> [Short task] From the line containing "What text is on this page?" down to the last line of the records below, copy every line exactly. Leave out everything before it.

Collection entries:
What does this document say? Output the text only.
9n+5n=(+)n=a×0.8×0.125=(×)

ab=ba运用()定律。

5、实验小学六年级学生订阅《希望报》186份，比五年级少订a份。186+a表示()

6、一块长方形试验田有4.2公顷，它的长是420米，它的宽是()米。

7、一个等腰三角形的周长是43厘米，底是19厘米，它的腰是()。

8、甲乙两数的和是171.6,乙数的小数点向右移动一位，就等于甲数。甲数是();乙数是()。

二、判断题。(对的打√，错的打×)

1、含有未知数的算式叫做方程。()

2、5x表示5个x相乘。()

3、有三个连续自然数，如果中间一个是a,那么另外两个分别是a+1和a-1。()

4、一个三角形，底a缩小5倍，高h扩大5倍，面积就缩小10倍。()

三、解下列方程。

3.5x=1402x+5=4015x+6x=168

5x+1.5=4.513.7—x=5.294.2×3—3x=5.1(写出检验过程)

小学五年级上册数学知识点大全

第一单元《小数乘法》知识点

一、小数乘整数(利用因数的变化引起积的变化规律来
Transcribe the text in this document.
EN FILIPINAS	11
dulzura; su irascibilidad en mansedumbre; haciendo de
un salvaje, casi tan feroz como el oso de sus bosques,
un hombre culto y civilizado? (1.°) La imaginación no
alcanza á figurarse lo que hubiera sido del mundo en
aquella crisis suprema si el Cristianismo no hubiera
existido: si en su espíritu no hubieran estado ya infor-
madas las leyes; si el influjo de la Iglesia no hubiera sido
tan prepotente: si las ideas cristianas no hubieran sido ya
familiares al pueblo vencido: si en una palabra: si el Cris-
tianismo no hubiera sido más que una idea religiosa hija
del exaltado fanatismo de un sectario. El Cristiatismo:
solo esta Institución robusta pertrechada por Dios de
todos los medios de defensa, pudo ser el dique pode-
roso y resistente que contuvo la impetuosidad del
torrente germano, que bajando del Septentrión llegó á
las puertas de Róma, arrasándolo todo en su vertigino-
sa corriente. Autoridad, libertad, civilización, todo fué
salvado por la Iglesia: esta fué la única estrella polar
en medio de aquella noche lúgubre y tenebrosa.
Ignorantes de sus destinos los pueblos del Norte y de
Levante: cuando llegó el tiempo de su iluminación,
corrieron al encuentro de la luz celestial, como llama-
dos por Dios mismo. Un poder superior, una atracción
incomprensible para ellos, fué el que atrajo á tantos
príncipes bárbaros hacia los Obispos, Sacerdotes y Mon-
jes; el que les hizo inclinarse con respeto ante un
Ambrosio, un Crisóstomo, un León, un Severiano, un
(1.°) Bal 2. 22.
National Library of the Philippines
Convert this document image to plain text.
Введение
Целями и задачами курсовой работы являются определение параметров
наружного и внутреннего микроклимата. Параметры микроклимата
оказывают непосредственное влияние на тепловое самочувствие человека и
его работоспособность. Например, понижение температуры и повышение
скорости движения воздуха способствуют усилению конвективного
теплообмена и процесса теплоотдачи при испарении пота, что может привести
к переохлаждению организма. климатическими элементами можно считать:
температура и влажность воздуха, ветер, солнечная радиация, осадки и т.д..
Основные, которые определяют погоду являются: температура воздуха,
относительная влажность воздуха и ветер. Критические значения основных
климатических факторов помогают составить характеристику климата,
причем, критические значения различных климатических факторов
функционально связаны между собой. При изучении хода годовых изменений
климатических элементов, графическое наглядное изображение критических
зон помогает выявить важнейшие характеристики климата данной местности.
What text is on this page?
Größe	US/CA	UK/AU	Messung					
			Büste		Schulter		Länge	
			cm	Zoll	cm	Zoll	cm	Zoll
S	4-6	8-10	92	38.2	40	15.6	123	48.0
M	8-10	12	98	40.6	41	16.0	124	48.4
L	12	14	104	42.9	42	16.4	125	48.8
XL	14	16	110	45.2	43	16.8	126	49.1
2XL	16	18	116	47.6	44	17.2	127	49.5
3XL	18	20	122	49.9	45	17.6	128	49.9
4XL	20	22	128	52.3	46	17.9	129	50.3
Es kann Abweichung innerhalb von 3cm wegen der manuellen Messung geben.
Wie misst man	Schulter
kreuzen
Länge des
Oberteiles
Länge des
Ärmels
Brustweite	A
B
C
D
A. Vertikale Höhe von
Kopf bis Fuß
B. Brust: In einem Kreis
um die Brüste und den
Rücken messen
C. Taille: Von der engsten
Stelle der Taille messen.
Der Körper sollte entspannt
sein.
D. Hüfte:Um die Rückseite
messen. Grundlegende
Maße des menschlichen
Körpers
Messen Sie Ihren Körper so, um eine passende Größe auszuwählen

> [Exercise response]
What text is on this page?
Größe	US/CA	UK/AU	Messung					
			Büste		Schulter		Länge	
			cm	Zoll	cm	Zoll	cm	Zoll
S	4-6	8-10	92	38.2	40	15.6	123	48.0
M	8-10	12	98	40.6	41	16.0	124	48.4
L	12	14	104	42.9	42	16.4	125	48.8
XL	14	16	110	45.2	43	16.8	126	49.1
2XL	16	18	116	47.6	44	17.2	127	49.5
3XL	18	20	122	49.9	45	17.6	128	49.9
4XL	20	22	128	52.3	46	17.9	129	50.3
Es kann Abweichung innerhalb von 3cm wegen der manuellen Messung geben.
Wie misst man	Schulter
kreuzen
Länge des
Oberteiles
Länge des
Ärmels
Brustweite	A
B
C
D
A. Vertikale Höhe von
Kopf bis Fuß
B. Brust: In einem Kreis
um die Brüste und den
Rücken messen
C. Taille: Von der engsten
Stelle der Taille messen.
Der Körper sollte entspannt
sein.
D. Hüfte:Um die Rückseite
messen. Grundlegende
Maße des menschlichen
Körpers
Messen Sie Ihren Körper so, um eine passende Größe auszuwählen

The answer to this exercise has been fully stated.